* Your objective: Exactly repeat the material, dropping every picture from the copy.

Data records
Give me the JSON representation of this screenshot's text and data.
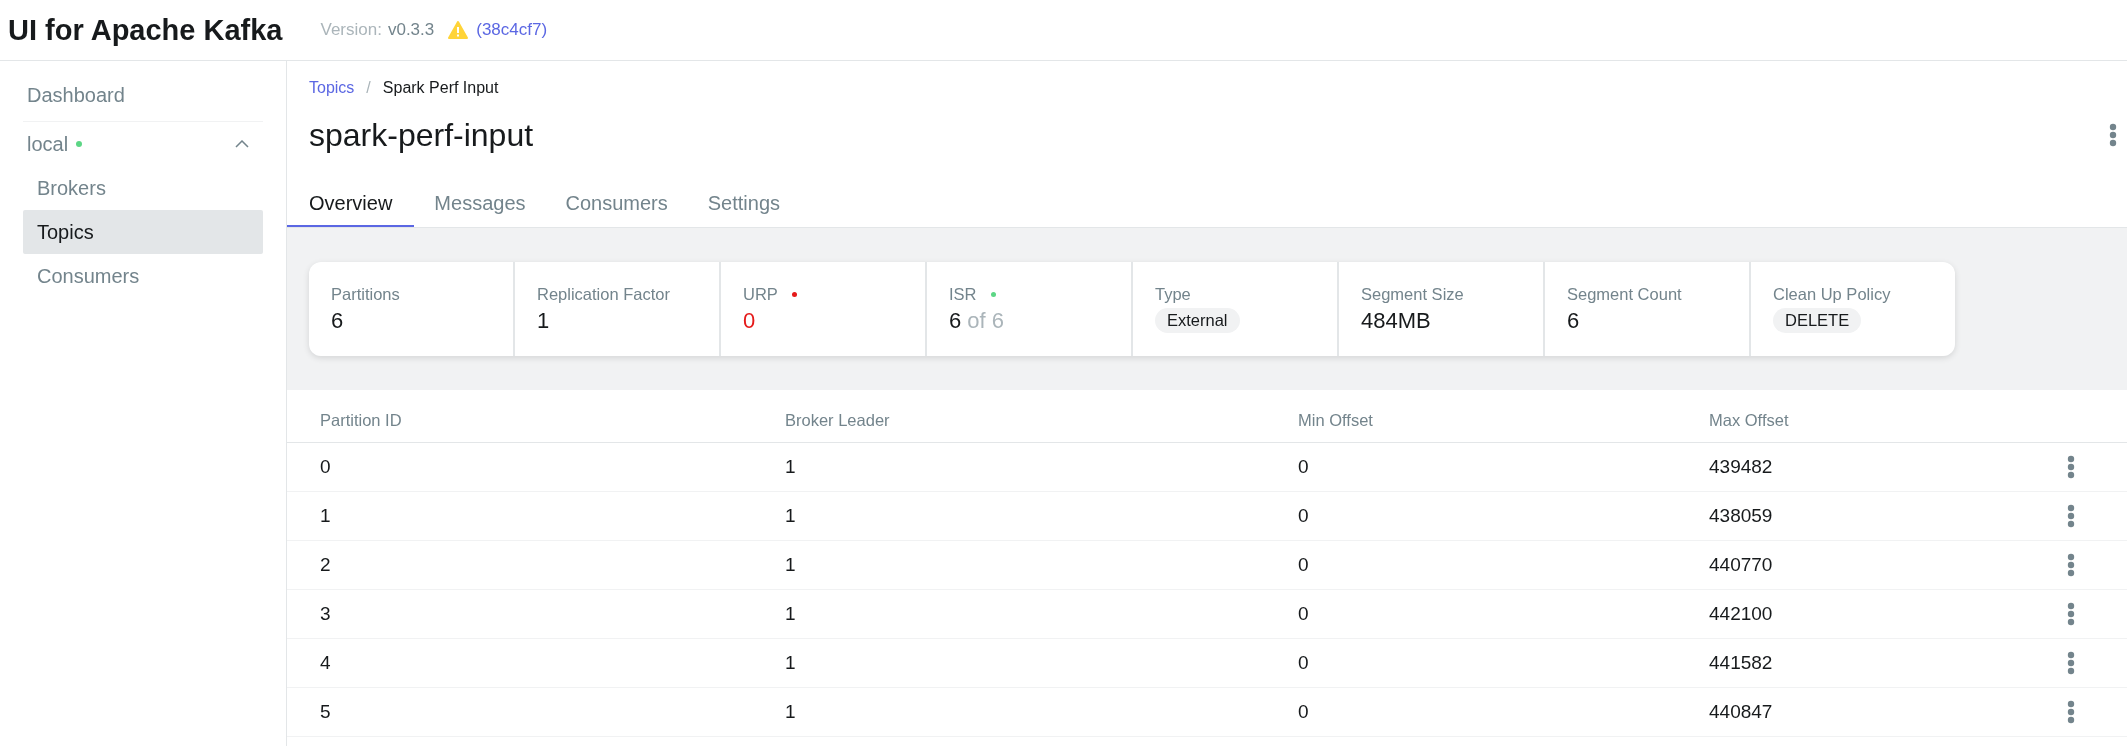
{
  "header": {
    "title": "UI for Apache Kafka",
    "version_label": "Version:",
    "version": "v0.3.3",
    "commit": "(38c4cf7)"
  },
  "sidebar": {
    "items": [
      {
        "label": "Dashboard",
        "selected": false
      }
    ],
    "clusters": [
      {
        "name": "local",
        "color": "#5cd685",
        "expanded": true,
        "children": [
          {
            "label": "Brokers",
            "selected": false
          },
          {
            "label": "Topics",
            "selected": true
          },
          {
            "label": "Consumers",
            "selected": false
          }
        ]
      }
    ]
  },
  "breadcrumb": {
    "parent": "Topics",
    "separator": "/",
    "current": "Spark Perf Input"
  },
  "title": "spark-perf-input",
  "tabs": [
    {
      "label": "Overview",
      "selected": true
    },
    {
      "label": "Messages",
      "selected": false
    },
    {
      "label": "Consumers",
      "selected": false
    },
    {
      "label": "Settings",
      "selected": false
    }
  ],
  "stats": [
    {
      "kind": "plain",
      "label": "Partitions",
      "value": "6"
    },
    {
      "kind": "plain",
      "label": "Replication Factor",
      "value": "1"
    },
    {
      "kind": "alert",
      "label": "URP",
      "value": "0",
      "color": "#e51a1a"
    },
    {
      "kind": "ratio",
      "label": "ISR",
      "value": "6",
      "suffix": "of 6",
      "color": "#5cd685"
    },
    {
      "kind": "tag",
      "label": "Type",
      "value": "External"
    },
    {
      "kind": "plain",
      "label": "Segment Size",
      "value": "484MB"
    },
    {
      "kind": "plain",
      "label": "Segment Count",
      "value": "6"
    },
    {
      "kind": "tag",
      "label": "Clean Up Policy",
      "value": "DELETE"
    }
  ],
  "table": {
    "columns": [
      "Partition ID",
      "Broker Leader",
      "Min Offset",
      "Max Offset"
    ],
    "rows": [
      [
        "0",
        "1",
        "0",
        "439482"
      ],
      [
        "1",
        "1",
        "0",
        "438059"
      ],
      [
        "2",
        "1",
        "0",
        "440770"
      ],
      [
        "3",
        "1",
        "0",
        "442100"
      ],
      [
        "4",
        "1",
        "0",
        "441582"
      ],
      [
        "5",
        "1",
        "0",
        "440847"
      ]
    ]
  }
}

* Response to the task:
Give me the JSON representation of this screenshot's text and data.
{
  "header": {
    "title": "UI for Apache Kafka",
    "version_label": "Version:",
    "version": "v0.3.3",
    "commit": "(38c4cf7)"
  },
  "sidebar": {
    "items": [
      {
        "label": "Dashboard",
        "selected": false
      }
    ],
    "clusters": [
      {
        "name": "local",
        "color": "#5cd685",
        "expanded": true,
        "children": [
          {
            "label": "Brokers",
            "selected": false
          },
          {
            "label": "Topics",
            "selected": true
          },
          {
            "label": "Consumers",
            "selected": false
          }
        ]
      }
    ]
  },
  "breadcrumb": {
    "parent": "Topics",
    "separator": "/",
    "current": "Spark Perf Input"
  },
  "title": "spark-perf-input",
  "tabs": [
    {
      "label": "Overview",
      "selected": true
    },
    {
      "label": "Messages",
      "selected": false
    },
    {
      "label": "Consumers",
      "selected": false
    },
    {
      "label": "Settings",
      "selected": false
    }
  ],
  "stats": [
    {
      "kind": "plain",
      "label": "Partitions",
      "value": "6"
    },
    {
      "kind": "plain",
      "label": "Replication Factor",
      "value": "1"
    },
    {
      "kind": "alert",
      "label": "URP",
      "value": "0",
      "color": "#e51a1a"
    },
    {
      "kind": "ratio",
      "label": "ISR",
      "value": "6",
      "suffix": "of 6",
      "color": "#5cd685"
    },
    {
      "kind": "tag",
      "label": "Type",
      "value": "External"
    },
    {
      "kind": "plain",
      "label": "Segment Size",
      "value": "484MB"
    },
    {
      "kind": "plain",
      "label": "Segment Count",
      "value": "6"
    },
    {
      "kind": "tag",
      "label": "Clean Up Policy",
      "value": "DELETE"
    }
  ],
  "table": {
    "columns": [
      "Partition ID",
      "Broker Leader",
      "Min Offset",
      "Max Offset"
    ],
    "rows": [
      [
        "0",
        "1",
        "0",
        "439482"
      ],
      [
        "1",
        "1",
        "0",
        "438059"
      ],
      [
        "2",
        "1",
        "0",
        "440770"
      ],
      [
        "3",
        "1",
        "0",
        "442100"
      ],
      [
        "4",
        "1",
        "0",
        "441582"
      ],
      [
        "5",
        "1",
        "0",
        "440847"
      ]
    ]
  }
}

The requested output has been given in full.